>> Begin AVAILABLE DATA

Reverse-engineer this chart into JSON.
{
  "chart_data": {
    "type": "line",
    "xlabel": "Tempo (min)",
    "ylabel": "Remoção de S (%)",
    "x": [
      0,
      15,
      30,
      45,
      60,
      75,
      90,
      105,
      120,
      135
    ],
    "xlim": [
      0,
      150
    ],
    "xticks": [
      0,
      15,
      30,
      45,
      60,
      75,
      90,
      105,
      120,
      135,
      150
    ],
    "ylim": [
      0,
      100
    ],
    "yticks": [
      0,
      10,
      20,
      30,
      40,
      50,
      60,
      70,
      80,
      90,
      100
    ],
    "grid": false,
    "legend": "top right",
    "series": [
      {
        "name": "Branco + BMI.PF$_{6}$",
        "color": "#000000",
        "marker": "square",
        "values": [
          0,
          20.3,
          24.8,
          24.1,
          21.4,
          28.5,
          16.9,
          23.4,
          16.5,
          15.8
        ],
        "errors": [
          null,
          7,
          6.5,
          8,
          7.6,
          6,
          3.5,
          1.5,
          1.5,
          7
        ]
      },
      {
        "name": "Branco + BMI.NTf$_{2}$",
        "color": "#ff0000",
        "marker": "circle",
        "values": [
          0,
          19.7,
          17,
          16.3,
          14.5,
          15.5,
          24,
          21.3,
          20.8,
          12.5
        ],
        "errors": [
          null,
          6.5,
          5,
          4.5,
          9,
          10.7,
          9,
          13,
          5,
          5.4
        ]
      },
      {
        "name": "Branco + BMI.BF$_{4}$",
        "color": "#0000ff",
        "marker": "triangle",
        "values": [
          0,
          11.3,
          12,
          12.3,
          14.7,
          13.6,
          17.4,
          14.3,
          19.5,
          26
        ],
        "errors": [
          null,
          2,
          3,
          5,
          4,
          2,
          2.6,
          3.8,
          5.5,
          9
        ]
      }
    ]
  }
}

>> End AVAILABLE DATA

WHAT THE TASK REQUIRES
Go through the records and gather the lines that hold "color".

RESULT BELOW
        "color": "#000000",
        "color": "#ff0000",
        "color": "#0000ff",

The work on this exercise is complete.